### What you have to do
Pick out each line in these entries that contains the string "color".

### Extracted material
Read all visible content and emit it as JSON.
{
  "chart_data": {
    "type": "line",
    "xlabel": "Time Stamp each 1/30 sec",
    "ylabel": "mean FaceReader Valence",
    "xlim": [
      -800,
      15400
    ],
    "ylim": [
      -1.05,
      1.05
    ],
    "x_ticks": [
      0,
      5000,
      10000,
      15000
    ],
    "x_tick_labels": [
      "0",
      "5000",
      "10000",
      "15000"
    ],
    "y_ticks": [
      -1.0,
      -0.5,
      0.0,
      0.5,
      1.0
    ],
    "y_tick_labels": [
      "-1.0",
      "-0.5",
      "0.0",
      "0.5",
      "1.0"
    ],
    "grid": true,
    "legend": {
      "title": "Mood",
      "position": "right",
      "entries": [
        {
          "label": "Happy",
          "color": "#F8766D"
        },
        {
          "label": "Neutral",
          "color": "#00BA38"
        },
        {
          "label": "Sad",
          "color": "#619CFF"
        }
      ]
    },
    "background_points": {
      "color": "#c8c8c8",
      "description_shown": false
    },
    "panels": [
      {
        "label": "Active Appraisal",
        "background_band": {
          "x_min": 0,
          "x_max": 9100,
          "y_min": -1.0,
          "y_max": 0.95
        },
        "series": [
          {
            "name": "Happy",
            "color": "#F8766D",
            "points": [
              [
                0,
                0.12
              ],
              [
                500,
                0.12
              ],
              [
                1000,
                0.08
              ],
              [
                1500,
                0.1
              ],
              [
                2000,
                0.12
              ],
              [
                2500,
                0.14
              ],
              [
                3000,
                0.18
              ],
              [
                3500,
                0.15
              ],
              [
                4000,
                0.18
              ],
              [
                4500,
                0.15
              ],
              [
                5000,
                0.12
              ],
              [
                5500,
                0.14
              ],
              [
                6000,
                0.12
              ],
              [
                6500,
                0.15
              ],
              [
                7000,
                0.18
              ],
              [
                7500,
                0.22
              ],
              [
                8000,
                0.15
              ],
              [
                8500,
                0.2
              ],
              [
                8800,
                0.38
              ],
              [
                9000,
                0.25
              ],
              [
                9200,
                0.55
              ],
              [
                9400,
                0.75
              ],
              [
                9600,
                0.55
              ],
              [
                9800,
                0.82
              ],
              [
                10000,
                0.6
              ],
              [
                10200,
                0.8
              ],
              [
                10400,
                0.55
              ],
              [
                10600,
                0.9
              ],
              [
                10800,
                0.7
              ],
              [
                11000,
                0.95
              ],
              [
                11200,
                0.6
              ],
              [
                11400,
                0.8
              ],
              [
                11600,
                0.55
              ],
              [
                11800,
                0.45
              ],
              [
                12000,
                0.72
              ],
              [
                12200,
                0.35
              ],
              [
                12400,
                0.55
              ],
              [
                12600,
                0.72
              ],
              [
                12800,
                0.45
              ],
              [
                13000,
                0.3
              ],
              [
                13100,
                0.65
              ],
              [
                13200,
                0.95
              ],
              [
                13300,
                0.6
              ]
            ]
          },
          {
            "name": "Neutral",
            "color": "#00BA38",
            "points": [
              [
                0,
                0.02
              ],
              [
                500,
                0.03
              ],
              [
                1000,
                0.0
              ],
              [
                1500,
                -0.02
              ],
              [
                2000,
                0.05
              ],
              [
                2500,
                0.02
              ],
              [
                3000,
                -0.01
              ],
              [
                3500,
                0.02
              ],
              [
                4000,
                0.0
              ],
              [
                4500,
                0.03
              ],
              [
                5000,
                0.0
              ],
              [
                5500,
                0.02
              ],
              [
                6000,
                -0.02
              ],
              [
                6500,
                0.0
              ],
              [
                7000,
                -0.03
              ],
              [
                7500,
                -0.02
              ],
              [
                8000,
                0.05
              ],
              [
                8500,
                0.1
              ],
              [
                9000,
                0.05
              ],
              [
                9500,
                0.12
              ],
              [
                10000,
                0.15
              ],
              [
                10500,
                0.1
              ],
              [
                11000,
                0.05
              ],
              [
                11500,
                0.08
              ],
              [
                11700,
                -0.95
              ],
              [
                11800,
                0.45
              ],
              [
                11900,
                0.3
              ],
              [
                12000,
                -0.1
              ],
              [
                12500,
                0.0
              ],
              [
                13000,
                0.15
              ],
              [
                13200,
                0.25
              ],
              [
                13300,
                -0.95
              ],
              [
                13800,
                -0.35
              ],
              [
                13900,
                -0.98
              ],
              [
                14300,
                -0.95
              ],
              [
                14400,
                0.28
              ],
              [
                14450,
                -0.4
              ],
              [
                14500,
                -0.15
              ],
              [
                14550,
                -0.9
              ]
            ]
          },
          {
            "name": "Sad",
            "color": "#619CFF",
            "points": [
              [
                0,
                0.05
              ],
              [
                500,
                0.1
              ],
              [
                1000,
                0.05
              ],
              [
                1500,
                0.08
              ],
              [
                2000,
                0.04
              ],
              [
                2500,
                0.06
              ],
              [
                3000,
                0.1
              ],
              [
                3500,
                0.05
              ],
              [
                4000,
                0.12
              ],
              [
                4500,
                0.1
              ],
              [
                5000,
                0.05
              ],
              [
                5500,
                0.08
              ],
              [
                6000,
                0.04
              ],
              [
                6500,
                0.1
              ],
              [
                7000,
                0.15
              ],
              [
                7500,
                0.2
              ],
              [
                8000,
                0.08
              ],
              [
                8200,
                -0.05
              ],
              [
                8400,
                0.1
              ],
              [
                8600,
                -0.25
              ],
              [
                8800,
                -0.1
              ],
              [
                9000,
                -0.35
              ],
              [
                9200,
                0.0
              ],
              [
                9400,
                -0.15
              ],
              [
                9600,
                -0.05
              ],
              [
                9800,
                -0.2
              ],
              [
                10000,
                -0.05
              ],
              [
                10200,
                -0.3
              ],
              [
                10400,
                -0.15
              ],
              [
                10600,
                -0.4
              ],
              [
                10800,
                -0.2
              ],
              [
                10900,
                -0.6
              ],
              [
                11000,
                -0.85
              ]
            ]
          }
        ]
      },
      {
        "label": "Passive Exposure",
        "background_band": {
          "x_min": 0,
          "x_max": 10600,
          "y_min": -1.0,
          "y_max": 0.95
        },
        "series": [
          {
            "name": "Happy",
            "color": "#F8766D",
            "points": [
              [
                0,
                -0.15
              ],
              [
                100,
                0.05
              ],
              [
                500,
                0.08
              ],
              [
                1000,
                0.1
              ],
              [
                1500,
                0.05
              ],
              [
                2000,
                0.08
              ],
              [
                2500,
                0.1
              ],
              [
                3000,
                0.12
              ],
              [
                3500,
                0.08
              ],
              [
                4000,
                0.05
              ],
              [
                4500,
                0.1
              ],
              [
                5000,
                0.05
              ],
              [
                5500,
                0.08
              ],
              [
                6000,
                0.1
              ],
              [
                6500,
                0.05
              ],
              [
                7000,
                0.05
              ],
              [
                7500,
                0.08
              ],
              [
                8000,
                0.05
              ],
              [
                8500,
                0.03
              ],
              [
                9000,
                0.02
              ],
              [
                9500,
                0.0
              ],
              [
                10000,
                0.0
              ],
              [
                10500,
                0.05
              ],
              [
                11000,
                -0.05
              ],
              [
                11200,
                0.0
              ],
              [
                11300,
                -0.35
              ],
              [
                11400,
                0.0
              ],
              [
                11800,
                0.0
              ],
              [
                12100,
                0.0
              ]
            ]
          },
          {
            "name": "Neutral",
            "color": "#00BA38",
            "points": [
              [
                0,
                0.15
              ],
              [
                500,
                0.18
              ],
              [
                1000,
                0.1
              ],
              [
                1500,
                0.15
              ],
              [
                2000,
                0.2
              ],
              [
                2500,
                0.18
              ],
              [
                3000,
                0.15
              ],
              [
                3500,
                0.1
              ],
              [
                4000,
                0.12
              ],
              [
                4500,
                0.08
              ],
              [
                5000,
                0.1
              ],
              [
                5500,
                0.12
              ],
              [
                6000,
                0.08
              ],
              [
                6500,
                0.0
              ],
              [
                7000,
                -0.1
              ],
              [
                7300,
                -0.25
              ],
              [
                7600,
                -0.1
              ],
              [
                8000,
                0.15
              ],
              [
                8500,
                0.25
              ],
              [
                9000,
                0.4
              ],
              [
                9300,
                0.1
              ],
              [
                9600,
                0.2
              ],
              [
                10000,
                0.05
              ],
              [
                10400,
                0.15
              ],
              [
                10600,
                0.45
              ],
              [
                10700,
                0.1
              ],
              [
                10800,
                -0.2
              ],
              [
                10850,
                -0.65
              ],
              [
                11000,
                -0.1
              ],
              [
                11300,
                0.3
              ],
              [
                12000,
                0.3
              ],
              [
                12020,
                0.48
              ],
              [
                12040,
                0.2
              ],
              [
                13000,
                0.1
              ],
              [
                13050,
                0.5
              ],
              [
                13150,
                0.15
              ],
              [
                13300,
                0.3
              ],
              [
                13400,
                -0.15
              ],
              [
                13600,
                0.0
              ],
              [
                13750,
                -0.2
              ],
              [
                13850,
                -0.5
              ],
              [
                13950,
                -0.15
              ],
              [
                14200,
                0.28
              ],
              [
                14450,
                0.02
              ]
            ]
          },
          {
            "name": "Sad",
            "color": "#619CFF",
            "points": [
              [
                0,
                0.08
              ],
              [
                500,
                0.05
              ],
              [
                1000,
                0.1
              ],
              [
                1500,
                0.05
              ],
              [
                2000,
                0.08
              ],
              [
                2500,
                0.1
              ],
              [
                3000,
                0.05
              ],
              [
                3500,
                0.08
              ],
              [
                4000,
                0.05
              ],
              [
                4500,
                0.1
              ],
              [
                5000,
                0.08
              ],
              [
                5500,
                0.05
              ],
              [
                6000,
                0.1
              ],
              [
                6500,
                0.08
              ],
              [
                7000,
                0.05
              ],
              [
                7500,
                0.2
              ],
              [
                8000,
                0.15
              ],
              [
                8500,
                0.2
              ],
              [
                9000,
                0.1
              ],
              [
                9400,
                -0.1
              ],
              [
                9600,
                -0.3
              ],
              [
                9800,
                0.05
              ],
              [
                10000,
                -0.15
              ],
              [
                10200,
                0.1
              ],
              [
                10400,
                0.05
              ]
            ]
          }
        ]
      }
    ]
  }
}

### Response to this exercise
          "color": "#F8766D"
          "color": "#00BA38"
          "color": "#619CFF"
      "color": "#c8c8c8",
            "color": "#F8766D",
            "color": "#00BA38",
            "color": "#619CFF",
            "color": "#F8766D",
            "color": "#00BA38",
            "color": "#619CFF",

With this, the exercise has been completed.